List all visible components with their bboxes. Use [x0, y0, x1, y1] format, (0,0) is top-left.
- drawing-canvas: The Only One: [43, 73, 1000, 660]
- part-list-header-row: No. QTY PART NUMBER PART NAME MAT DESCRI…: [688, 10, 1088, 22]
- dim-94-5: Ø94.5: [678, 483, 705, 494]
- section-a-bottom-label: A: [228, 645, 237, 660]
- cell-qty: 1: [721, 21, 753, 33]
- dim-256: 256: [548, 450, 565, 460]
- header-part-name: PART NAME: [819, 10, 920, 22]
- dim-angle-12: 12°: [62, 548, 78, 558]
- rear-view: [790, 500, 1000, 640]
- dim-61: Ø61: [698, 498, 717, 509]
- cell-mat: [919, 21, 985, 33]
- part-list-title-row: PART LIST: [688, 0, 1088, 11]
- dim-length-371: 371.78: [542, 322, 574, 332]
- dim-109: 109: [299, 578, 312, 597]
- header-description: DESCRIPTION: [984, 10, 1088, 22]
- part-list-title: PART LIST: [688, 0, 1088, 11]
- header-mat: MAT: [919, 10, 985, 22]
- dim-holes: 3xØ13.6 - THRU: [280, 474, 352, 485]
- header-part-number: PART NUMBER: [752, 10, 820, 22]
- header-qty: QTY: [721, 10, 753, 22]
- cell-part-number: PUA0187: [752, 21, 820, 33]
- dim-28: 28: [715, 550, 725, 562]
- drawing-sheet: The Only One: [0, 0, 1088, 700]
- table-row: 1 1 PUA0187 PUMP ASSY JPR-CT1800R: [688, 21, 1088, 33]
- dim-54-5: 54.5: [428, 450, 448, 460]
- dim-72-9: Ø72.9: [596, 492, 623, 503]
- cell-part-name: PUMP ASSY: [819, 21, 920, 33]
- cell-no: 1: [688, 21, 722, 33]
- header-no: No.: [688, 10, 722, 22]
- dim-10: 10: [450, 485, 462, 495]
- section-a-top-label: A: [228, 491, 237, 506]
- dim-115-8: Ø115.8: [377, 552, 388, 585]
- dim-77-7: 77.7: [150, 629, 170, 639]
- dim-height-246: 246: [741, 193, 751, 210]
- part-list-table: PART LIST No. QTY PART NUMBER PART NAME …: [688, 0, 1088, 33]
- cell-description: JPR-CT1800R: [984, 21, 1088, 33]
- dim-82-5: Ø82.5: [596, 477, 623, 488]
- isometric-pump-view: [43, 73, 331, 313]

#### Request
Could you repeat everything from the start of the material above down to the line containing "- dim-angle-12: 12°: [62, 548, 78, 558]", with both of those lines included and every line left unchanged?

#### Output for this exercise
List all visible components with their bboxes. Use [x0, y0, x1, y1] format, (0,0) is top-left.
- drawing-canvas: The Only One: [43, 73, 1000, 660]
- part-list-header-row: No. QTY PART NUMBER PART NAME MAT DESCRI…: [688, 10, 1088, 22]
- dim-94-5: Ø94.5: [678, 483, 705, 494]
- section-a-bottom-label: A: [228, 645, 237, 660]
- cell-qty: 1: [721, 21, 753, 33]
- dim-256: 256: [548, 450, 565, 460]
- header-part-name: PART NAME: [819, 10, 920, 22]
- dim-angle-12: 12°: [62, 548, 78, 558]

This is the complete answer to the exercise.